→ **STATED GOAL**
Using the listing below, extract each line that has the word "Accessories" in it.

→ **DATA FOR THIS EXERCISE**
>>>
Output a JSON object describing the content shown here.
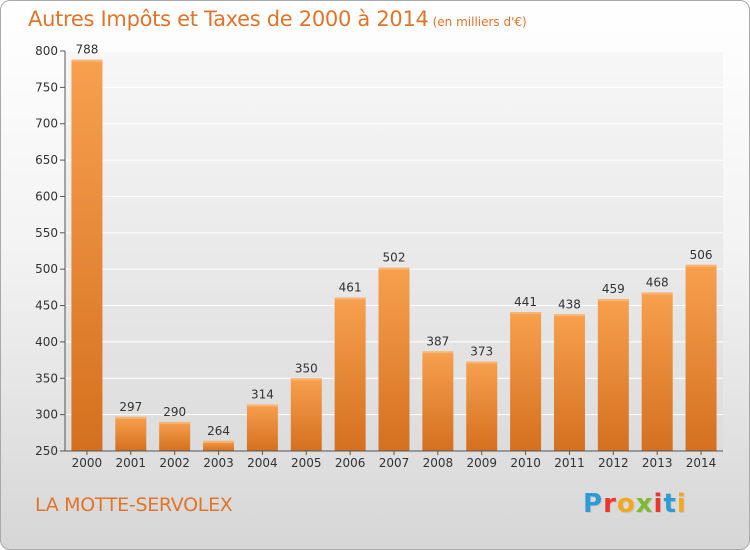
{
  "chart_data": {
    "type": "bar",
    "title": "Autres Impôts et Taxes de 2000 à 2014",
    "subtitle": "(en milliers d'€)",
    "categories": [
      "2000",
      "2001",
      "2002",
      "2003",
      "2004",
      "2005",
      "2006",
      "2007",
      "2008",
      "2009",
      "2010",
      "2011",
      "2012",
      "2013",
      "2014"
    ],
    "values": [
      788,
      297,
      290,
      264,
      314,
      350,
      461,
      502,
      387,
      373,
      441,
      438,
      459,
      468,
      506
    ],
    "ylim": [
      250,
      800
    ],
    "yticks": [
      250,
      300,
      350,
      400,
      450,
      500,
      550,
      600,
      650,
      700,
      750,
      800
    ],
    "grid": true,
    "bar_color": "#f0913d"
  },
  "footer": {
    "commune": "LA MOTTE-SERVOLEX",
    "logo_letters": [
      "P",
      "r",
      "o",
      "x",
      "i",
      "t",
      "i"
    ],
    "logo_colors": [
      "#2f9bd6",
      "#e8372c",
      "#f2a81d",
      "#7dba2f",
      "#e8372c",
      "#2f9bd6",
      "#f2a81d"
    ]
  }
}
<<<
>>>
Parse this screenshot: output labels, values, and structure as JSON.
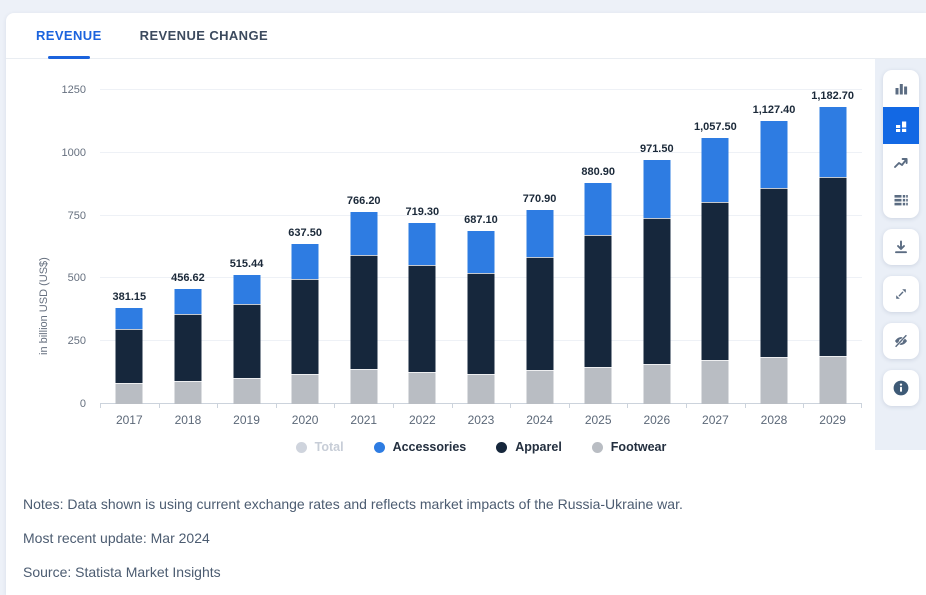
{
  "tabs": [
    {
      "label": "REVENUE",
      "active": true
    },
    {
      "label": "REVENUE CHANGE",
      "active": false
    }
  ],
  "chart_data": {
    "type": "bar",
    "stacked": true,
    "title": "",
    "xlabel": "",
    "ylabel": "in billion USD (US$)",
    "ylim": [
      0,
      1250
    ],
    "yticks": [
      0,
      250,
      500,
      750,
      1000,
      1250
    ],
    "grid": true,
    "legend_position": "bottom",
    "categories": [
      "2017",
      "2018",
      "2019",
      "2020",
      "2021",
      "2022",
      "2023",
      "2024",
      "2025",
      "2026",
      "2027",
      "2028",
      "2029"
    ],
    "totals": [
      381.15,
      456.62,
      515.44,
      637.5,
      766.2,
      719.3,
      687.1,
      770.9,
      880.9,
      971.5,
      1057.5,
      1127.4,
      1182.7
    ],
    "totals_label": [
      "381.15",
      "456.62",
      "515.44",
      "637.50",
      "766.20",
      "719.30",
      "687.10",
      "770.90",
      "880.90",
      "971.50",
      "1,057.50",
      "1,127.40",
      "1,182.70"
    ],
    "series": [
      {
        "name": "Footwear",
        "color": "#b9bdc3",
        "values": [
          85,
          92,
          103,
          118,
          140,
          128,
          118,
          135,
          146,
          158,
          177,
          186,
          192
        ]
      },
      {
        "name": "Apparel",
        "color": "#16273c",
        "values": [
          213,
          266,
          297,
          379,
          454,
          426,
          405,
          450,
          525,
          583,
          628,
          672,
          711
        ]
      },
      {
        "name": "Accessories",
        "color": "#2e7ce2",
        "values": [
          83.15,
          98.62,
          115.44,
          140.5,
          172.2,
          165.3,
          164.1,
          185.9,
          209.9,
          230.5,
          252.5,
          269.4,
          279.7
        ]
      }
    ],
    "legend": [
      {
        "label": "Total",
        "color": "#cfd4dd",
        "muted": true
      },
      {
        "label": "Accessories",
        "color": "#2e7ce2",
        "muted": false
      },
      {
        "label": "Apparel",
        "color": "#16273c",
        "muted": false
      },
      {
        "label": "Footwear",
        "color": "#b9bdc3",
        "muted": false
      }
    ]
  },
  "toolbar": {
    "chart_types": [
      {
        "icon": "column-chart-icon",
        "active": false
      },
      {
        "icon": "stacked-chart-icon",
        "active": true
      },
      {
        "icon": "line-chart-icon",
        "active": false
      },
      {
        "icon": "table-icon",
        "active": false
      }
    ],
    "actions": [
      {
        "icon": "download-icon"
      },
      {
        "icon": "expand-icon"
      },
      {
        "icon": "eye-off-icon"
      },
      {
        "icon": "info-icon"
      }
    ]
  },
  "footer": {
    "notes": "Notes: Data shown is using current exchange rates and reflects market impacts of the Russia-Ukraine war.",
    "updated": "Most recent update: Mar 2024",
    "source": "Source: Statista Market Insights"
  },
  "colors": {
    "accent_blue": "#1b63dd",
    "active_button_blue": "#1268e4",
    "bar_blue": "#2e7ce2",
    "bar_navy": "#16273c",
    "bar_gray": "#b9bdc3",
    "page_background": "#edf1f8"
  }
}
<<<
>>>
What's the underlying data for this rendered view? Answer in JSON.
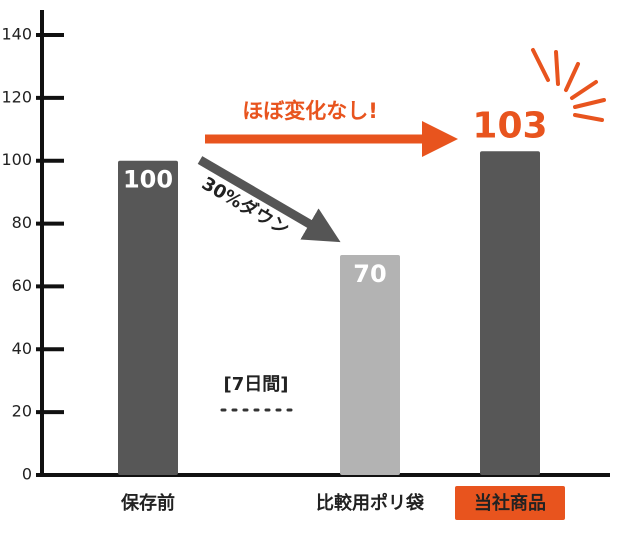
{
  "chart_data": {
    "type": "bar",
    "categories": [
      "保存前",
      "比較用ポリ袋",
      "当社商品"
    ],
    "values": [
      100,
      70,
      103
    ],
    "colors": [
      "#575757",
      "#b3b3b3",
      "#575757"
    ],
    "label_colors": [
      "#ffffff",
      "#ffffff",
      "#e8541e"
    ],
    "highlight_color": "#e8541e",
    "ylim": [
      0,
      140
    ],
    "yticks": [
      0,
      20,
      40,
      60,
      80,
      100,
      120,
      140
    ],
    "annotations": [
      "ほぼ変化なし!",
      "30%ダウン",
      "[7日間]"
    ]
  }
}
<<<
→ **ANSWER TO THIS PROBLEM**
        "name": "Accessories",
        "label": "Accessories",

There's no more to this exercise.